-- START Exercise input --

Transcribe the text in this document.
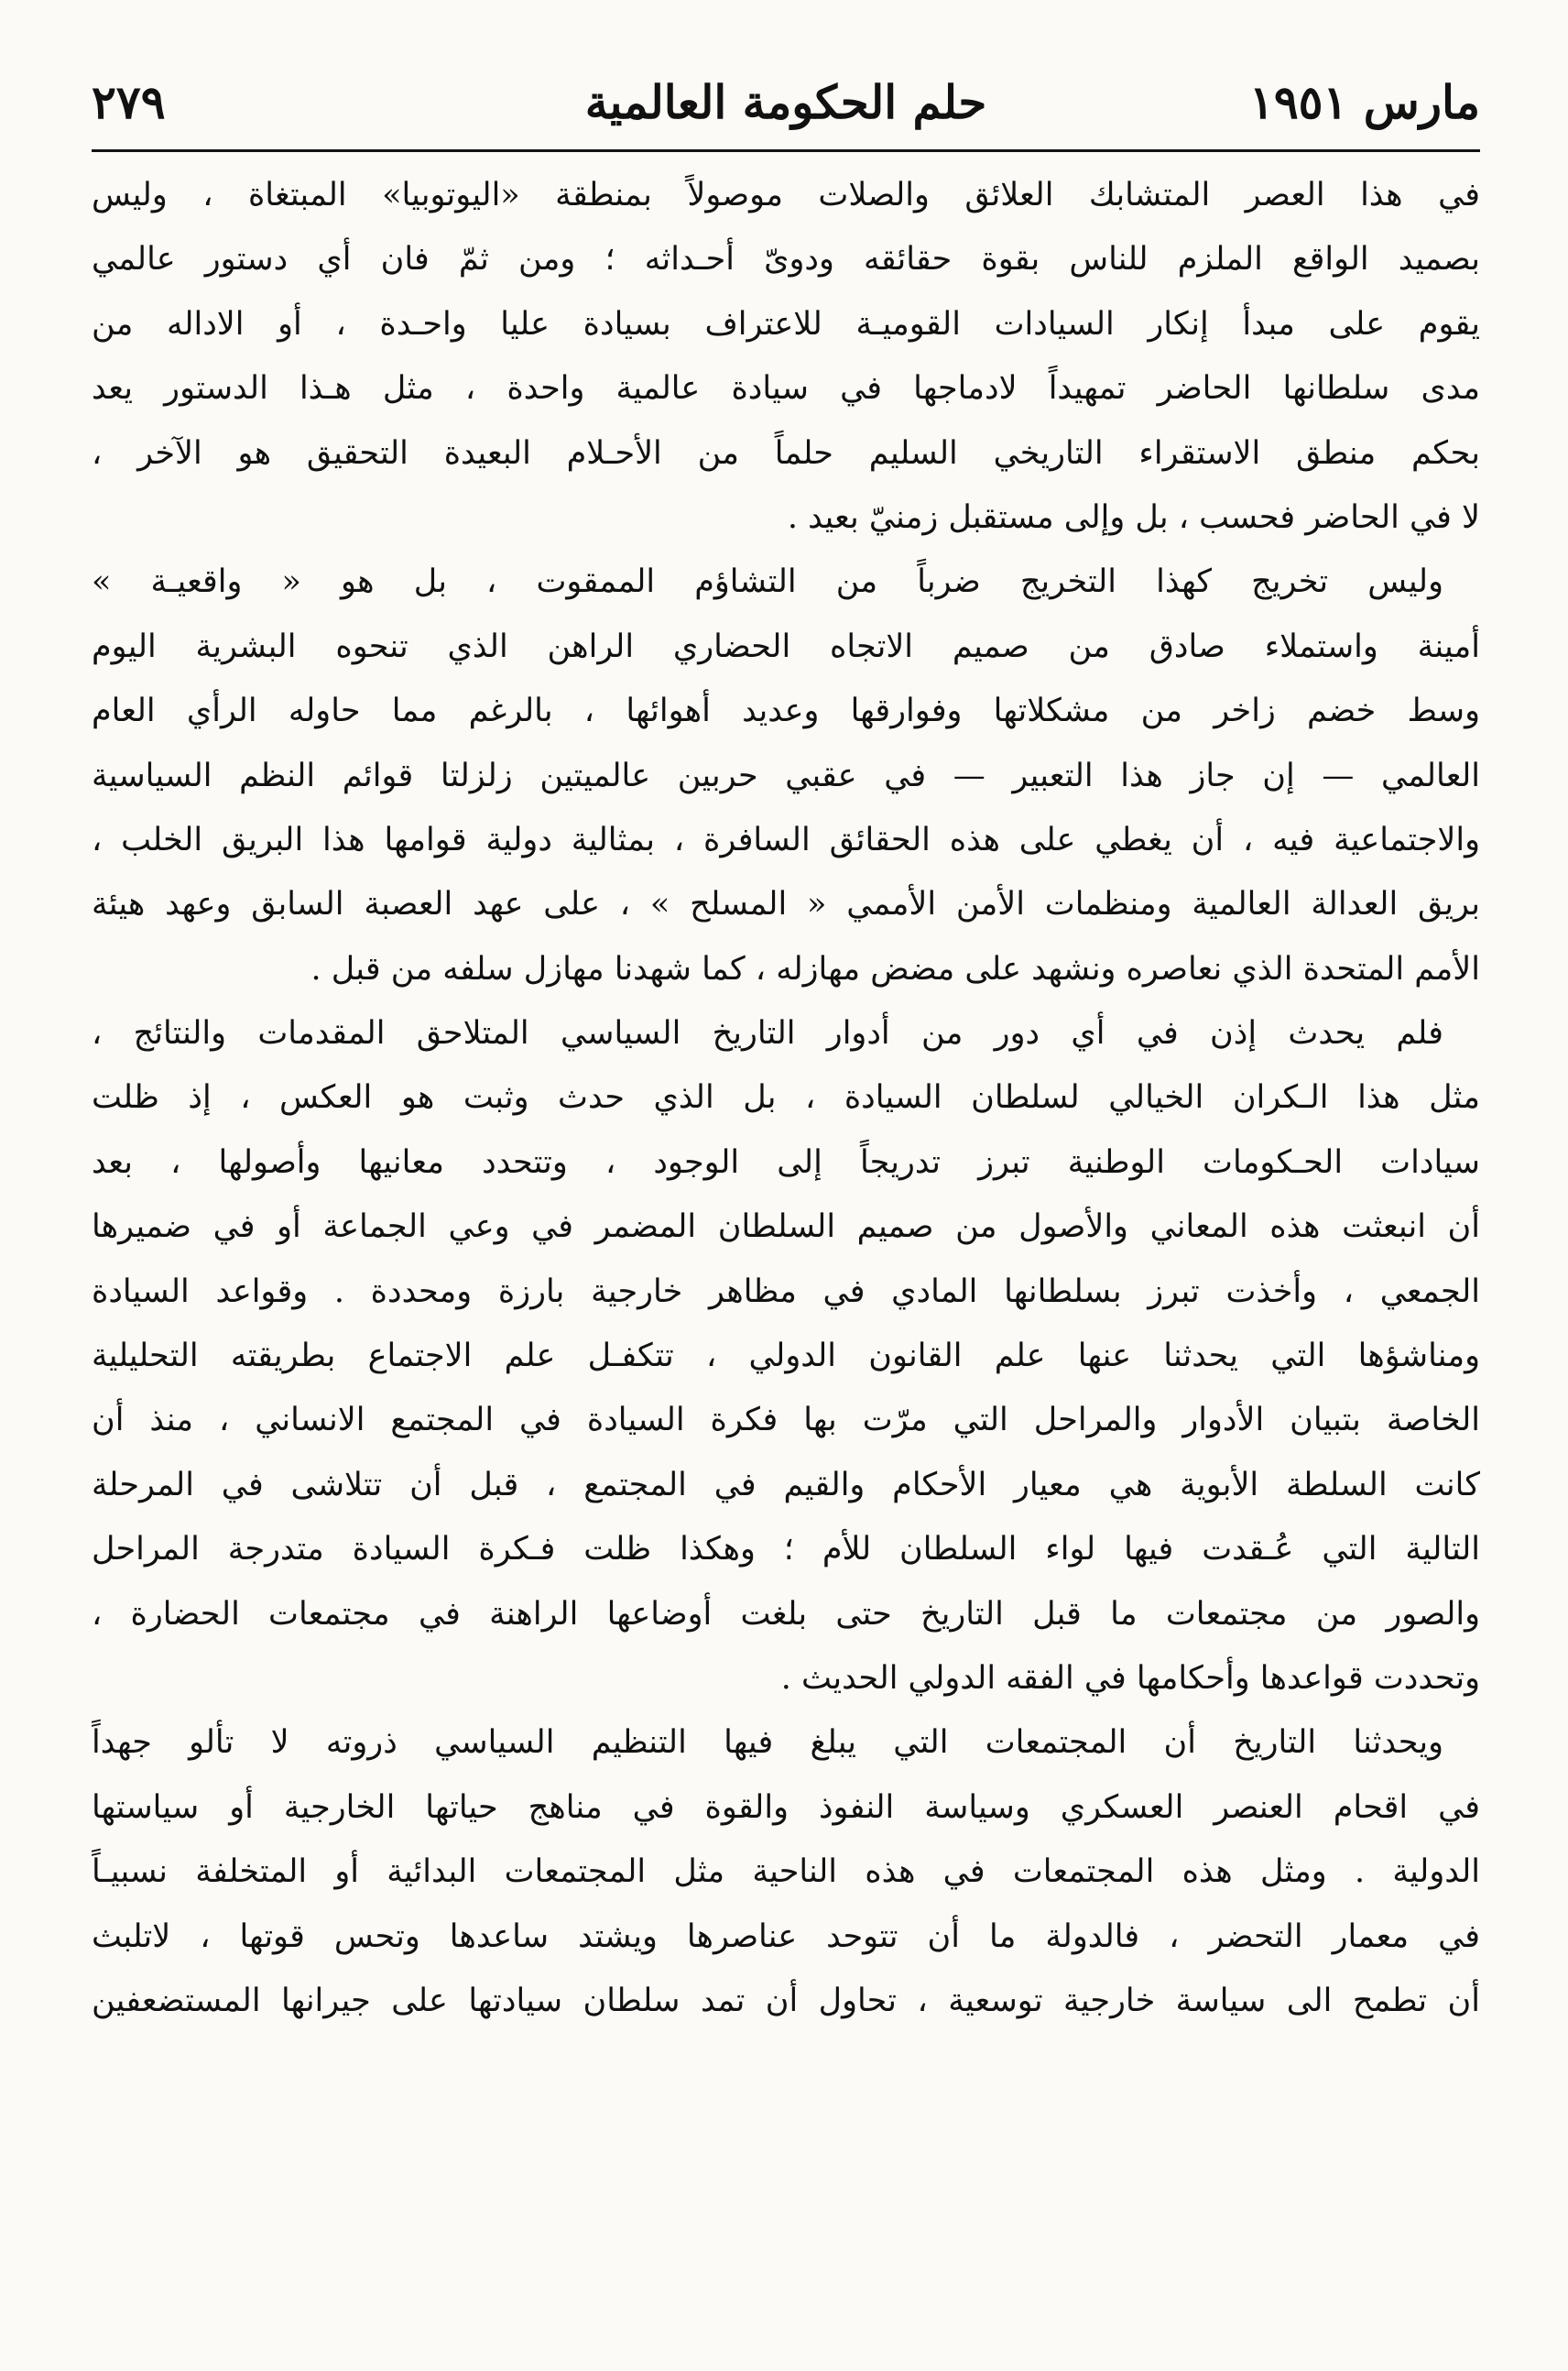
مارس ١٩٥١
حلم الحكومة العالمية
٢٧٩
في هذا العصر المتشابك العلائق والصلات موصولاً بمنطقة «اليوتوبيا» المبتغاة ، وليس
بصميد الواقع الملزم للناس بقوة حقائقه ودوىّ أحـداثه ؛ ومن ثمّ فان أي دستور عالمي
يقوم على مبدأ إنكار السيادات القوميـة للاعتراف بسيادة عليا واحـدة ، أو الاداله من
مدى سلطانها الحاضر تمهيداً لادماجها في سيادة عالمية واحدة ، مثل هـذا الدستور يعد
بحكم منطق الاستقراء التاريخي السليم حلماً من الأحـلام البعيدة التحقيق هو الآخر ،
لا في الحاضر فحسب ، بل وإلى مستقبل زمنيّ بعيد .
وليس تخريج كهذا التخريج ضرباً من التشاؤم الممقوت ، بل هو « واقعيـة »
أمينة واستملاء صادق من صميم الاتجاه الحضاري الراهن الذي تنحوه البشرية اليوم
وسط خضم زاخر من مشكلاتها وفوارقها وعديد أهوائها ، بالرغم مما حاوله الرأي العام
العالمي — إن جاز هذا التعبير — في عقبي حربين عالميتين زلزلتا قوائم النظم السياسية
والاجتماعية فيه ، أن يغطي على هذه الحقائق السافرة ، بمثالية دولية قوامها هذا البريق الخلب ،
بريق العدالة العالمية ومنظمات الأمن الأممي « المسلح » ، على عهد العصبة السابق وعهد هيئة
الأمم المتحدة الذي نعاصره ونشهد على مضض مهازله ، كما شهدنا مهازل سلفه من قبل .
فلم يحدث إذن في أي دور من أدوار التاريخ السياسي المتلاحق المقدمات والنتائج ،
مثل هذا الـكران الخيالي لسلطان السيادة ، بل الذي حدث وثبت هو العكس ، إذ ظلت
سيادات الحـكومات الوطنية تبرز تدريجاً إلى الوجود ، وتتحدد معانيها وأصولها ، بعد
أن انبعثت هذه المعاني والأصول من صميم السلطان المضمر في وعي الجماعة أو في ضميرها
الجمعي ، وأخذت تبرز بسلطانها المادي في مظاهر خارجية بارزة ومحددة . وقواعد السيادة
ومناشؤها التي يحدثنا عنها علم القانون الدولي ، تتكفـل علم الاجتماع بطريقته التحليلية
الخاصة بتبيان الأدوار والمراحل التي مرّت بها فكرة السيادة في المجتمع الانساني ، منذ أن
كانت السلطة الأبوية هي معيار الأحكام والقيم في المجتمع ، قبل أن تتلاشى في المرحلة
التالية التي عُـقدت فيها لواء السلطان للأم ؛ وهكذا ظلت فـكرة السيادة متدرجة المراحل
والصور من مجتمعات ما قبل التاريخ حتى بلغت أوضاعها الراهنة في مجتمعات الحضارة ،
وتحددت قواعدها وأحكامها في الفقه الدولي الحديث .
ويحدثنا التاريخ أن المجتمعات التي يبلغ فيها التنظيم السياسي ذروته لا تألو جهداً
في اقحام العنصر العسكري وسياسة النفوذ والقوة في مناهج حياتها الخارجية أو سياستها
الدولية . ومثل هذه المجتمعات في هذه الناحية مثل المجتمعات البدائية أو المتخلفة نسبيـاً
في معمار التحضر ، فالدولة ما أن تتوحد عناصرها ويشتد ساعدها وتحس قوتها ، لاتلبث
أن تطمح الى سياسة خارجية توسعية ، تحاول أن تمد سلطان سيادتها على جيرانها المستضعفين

-- END Exercise input --

▶ _To be done_: Pull every line containing the word "وليس" out of the material.

▶ _Right answer_:
في هذا العصر المتشابك العلائق والصلات موصولاً بمنطقة «اليوتوبيا» المبتغاة ، وليس
وليس تخريج كهذا التخريج ضرباً من التشاؤم الممقوت ، بل هو « واقعيـة »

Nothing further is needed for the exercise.